**** SOURCE RECORDS

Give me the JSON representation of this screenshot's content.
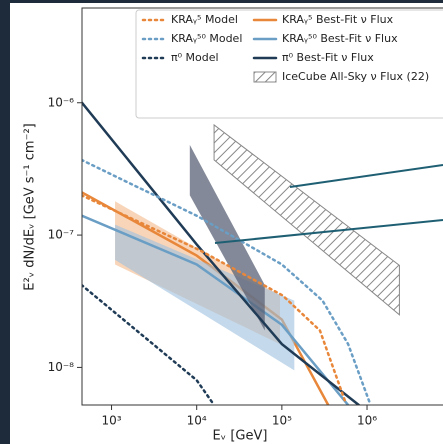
{
  "chart_data": {
    "type": "line",
    "x_label": "Eᵥ [GeV]",
    "y_label": "E²ᵥ dN/dEᵥ [GeV s⁻¹ cm⁻²]",
    "log_x": true,
    "log_y": true,
    "xlim": [
      450,
      7800000
    ],
    "ylim": [
      5.2e-09,
      5.2e-06
    ],
    "xticks": [
      {
        "value": 1000,
        "label": "10³"
      },
      {
        "value": 10000,
        "label": "10⁴"
      },
      {
        "value": 100000,
        "label": "10⁵"
      },
      {
        "value": 1000000,
        "label": "10⁶"
      }
    ],
    "yticks": [
      {
        "value": 1e-08,
        "label": "10⁻⁸"
      },
      {
        "value": 1e-07,
        "label": "10⁻⁷"
      },
      {
        "value": 1e-06,
        "label": "10⁻⁶"
      }
    ],
    "series": [
      {
        "name": "KRAᵧ⁵ Model",
        "style": "dotted",
        "color": "#e8873a",
        "x": [
          444,
          10800,
          102000,
          280000,
          550000
        ],
        "values": [
          2e-07,
          7.7e-08,
          3.5e-08,
          1.9e-08,
          5.6e-09
        ]
      },
      {
        "name": "KRAᵧ⁵⁰ Model",
        "style": "dotted",
        "color": "#6a9ec5",
        "x": [
          444,
          10000,
          100000,
          300000,
          600000,
          1100000
        ],
        "values": [
          3.7e-07,
          1.4e-07,
          6e-08,
          3.2e-08,
          1.5e-08,
          5.2e-09
        ]
      },
      {
        "name": "π⁰ Model",
        "style": "dotted",
        "color": "#1f3b56",
        "x": [
          444,
          10000,
          16000
        ],
        "values": [
          4.2e-08,
          8e-09,
          5.2e-09
        ]
      },
      {
        "name": "KRAᵧ⁵ Best-Fit ν Flux",
        "style": "solid",
        "color": "#e8873a",
        "x": [
          450,
          10000,
          100000,
          350000
        ],
        "values": [
          2.1e-07,
          7e-08,
          2.3e-08,
          5.2e-09
        ],
        "band": {
          "x": [
            1100,
            95000
          ],
          "lower": [
            6e-08,
            1.5e-08
          ],
          "upper": [
            1.8e-07,
            3.5e-08
          ]
        }
      },
      {
        "name": "KRAᵧ⁵⁰ Best-Fit ν Flux",
        "style": "solid",
        "color": "#6a9ec5",
        "x": [
          450,
          10000,
          100000,
          600000
        ],
        "values": [
          1.4e-07,
          6e-08,
          2.1e-08,
          5.2e-09
        ],
        "band": {
          "x": [
            1100,
            140000
          ],
          "lower": [
            6.5e-08,
            9.5e-09
          ],
          "upper": [
            1.2e-07,
            3.2e-08
          ]
        }
      },
      {
        "name": "π⁰ Best-Fit ν Flux",
        "style": "solid",
        "color": "#1f3b56",
        "x": [
          450,
          10000,
          100000,
          800000
        ],
        "values": [
          1e-06,
          8.5e-08,
          1.5e-08,
          5.2e-09
        ],
        "band": {
          "x": [
            8300,
            63000
          ],
          "lower": [
            2e-07,
            1.9e-08
          ],
          "upper": [
            4.8e-07,
            4.2e-08
          ]
        }
      },
      {
        "name": "IceCube All-Sky ν Flux (22)",
        "style": "hatched",
        "color": "#888888",
        "x": [
          16000,
          2400000
        ],
        "lower": [
          3.7e-07,
          2.5e-08
        ],
        "upper": [
          6.8e-07,
          5.9e-08
        ]
      }
    ]
  }
}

********

## WHAT NEEDS TO BE DONE
Collect every line above that contains the word "name".

## SOLUTION FOR THIS PROBLEM
        "name": "KRAᵧ⁵ Model",
        "name": "KRAᵧ⁵⁰ Model",
        "name": "π⁰ Model",
        "name": "KRAᵧ⁵ Best-Fit ν Flux",
        "name": "KRAᵧ⁵⁰ Best-Fit ν Flux",
        "name": "π⁰ Best-Fit ν Flux",
        "name": "IceCube All-Sky ν Flux (22)",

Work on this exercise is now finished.